• [Directions]
Search the records for "ledig". Copy every line where it appears.

• [Records for processing]
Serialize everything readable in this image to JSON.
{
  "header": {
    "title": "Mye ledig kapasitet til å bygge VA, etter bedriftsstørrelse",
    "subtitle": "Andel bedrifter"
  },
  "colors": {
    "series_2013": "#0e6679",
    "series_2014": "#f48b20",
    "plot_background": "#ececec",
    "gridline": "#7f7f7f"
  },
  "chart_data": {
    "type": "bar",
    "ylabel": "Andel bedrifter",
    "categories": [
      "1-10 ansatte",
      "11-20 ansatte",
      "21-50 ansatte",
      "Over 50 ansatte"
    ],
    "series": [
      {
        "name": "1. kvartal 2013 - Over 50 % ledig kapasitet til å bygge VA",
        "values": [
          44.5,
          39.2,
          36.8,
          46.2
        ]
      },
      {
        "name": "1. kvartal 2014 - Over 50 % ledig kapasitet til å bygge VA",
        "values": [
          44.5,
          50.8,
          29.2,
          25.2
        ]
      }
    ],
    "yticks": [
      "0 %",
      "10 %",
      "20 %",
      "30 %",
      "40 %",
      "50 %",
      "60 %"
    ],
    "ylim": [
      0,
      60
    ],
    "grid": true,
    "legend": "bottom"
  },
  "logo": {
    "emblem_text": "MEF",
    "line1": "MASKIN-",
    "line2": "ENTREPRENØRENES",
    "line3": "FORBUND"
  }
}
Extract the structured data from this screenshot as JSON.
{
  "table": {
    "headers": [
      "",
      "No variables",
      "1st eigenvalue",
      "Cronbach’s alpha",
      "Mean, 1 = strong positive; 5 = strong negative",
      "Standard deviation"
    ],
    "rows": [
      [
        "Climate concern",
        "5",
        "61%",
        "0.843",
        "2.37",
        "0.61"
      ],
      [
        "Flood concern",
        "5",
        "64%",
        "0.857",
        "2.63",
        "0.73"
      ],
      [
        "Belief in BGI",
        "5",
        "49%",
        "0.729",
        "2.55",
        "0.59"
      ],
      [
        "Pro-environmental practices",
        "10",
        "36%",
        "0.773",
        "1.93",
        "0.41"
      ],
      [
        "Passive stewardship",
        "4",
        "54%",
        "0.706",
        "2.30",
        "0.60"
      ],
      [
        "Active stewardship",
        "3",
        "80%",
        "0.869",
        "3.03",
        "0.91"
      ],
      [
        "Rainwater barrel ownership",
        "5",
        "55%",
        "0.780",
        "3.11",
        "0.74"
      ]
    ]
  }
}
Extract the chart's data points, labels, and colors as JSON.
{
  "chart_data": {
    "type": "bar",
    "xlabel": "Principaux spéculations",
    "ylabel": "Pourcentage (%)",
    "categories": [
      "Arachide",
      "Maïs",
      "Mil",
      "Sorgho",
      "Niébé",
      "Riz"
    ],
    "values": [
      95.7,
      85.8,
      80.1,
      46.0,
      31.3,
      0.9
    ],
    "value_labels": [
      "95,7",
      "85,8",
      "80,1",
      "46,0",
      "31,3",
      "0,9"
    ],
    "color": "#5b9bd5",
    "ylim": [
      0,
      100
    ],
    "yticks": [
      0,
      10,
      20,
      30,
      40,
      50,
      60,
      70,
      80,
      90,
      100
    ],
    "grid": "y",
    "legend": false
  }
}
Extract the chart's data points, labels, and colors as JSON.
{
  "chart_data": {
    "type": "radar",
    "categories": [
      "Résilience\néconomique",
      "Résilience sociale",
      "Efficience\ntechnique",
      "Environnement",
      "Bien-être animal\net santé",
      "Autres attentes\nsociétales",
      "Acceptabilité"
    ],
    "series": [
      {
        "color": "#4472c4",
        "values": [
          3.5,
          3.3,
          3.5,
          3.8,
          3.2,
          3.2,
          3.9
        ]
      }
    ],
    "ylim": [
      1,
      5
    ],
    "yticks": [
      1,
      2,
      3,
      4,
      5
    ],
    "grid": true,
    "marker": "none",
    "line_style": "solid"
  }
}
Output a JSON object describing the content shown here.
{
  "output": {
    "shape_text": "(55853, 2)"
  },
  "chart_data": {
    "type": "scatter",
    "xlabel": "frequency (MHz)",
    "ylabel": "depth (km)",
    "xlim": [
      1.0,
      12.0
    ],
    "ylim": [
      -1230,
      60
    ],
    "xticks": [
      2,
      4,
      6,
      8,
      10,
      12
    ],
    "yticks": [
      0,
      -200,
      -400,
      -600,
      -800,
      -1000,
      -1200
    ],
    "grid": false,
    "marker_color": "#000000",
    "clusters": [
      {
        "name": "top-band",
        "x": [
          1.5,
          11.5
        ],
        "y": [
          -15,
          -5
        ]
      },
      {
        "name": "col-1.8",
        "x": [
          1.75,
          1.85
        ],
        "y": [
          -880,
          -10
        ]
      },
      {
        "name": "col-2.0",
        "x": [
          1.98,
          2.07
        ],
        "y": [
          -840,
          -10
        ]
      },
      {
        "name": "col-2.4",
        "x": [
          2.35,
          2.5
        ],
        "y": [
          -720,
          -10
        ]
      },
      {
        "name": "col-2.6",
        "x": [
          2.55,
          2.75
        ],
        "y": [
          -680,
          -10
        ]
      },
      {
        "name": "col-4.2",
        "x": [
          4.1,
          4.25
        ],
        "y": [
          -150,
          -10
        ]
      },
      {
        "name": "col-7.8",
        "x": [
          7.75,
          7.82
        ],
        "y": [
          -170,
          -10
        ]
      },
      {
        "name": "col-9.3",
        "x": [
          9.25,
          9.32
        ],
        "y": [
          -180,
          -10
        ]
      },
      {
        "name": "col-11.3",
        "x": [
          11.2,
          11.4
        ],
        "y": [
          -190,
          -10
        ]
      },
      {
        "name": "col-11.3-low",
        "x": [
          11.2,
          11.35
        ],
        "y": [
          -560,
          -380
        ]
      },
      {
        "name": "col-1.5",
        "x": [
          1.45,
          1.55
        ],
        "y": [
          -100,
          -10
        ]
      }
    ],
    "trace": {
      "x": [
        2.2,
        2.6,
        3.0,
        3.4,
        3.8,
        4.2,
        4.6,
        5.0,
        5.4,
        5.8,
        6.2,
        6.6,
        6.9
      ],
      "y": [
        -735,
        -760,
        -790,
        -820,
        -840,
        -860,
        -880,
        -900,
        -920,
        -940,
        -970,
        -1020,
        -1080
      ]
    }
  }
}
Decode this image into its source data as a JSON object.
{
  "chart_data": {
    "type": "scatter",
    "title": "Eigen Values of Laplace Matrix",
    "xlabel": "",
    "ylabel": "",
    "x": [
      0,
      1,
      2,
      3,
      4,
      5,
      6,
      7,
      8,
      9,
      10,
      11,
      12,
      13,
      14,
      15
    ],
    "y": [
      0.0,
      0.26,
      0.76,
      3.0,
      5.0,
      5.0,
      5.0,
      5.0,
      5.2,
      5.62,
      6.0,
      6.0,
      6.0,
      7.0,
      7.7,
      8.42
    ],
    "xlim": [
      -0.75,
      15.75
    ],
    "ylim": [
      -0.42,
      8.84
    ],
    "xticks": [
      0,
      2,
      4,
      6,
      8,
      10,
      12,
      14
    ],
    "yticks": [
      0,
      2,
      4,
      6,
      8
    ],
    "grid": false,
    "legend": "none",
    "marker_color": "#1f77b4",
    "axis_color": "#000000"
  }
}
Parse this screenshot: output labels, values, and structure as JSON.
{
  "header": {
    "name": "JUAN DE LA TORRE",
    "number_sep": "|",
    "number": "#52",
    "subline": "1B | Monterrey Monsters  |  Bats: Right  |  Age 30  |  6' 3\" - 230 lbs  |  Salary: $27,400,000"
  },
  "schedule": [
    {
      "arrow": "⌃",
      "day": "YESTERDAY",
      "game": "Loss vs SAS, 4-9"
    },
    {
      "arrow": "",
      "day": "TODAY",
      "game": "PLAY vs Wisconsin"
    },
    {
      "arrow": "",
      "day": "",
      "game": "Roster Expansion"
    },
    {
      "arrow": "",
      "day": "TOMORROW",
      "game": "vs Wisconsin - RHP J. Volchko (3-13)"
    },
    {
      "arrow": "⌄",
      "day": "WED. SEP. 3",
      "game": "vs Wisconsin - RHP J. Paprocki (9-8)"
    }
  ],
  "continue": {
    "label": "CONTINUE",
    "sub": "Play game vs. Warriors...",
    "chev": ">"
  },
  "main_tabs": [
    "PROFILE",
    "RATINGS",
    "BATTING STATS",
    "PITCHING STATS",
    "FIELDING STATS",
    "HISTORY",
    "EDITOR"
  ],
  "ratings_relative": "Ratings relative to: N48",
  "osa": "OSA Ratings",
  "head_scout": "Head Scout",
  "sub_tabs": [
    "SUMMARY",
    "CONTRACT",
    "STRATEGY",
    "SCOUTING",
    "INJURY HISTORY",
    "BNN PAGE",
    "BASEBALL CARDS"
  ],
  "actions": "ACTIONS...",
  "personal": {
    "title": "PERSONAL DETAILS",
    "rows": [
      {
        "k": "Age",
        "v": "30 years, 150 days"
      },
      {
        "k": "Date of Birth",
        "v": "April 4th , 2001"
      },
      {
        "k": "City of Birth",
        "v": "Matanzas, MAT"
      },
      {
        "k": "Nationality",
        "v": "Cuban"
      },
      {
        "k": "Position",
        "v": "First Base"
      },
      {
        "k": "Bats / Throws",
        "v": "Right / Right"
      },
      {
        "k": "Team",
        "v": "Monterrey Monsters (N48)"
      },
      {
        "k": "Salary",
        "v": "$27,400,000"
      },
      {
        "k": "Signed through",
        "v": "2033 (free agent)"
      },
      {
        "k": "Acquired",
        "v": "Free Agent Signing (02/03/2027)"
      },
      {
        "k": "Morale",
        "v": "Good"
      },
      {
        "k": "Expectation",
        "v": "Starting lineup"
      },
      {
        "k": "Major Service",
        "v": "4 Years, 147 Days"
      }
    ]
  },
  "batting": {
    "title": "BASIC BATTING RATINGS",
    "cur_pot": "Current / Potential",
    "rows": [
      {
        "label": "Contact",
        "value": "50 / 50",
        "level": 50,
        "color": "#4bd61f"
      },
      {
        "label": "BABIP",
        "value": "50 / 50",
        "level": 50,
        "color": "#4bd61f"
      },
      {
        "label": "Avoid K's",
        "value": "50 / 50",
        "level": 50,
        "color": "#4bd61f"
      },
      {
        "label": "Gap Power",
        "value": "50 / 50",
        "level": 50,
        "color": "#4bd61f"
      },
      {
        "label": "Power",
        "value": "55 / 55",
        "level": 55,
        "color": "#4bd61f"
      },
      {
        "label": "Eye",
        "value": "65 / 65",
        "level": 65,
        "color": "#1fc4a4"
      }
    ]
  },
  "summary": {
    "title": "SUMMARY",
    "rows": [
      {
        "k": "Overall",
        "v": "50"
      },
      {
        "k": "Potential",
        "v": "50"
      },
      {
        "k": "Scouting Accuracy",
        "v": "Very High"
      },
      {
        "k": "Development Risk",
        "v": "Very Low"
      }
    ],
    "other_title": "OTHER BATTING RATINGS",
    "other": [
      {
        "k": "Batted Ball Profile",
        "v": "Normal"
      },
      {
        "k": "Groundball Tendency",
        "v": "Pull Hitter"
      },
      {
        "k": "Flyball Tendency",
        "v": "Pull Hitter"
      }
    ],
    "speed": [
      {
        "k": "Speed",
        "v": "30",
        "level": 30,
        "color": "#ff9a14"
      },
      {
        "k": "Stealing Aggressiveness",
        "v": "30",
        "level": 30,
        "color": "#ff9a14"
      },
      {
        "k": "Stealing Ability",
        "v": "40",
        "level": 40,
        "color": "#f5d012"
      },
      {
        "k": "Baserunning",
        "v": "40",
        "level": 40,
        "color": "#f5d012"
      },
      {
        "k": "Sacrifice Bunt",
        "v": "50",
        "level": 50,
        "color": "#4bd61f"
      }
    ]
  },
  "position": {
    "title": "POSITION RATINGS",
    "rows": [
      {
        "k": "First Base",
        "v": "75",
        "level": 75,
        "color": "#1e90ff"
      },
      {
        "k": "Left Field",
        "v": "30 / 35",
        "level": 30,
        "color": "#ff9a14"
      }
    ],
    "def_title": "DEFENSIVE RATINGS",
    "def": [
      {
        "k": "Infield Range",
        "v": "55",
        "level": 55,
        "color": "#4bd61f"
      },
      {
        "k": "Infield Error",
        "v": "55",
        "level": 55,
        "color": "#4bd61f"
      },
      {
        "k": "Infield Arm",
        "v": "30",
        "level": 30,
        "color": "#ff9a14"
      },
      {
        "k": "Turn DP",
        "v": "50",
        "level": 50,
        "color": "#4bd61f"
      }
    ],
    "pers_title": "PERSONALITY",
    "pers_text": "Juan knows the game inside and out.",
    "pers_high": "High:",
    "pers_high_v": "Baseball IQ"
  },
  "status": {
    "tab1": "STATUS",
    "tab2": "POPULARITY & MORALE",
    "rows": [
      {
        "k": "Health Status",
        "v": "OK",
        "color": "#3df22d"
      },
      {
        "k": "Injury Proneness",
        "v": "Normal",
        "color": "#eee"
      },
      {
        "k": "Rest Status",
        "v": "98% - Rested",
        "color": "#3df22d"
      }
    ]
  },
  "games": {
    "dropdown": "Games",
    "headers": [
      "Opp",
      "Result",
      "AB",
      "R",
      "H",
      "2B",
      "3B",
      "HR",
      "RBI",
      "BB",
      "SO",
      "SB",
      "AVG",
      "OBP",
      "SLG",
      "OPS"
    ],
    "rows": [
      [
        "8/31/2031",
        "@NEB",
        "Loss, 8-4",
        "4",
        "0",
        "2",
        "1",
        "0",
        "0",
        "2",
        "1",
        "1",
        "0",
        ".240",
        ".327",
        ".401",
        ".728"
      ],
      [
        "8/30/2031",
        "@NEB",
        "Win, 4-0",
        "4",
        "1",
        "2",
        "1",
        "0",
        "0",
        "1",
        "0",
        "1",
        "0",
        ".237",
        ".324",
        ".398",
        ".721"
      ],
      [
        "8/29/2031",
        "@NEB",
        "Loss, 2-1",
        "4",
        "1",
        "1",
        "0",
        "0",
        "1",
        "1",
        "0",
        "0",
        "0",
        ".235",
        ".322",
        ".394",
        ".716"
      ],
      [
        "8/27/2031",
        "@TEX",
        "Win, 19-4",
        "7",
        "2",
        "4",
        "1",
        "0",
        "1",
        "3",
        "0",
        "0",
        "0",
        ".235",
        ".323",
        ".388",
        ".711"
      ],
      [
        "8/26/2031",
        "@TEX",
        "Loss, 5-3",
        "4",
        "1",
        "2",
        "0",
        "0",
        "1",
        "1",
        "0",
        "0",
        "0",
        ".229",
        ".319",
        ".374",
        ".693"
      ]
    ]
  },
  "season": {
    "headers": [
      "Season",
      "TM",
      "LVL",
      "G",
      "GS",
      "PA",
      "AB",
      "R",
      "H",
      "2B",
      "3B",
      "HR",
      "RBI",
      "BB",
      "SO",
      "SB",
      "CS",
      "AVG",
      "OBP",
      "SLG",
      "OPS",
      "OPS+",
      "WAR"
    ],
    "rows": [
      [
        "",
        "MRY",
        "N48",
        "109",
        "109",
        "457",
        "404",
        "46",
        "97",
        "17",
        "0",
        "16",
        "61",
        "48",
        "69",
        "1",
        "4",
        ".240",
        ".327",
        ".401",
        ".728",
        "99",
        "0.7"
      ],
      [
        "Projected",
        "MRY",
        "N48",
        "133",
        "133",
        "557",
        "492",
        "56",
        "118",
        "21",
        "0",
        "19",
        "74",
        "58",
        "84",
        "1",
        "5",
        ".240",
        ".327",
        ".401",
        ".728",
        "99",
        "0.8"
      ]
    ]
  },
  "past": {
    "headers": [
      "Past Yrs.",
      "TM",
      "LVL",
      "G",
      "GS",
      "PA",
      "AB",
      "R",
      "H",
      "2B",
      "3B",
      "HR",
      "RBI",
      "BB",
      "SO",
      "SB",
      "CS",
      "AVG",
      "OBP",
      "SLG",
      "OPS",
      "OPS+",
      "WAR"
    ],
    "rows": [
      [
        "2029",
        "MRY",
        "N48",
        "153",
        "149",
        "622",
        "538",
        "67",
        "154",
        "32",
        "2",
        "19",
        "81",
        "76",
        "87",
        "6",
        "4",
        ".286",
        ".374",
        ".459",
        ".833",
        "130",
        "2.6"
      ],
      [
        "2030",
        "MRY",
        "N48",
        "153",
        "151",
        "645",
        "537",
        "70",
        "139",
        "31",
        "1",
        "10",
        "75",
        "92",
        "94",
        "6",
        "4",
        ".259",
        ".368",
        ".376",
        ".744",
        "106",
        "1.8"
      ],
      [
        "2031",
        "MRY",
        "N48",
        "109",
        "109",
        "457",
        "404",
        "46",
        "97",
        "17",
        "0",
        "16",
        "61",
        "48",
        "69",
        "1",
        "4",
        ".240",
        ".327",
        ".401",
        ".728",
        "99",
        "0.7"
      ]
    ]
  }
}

• [Task answer]
    "title": "Mye ledig kapasitet til å bygge VA, etter bedriftsstørrelse",
        "name": "1. kvartal 2013 - Over 50 % ledig kapasitet til å bygge VA",
        "name": "1. kvartal 2014 - Over 50 % ledig kapasitet til å bygge VA",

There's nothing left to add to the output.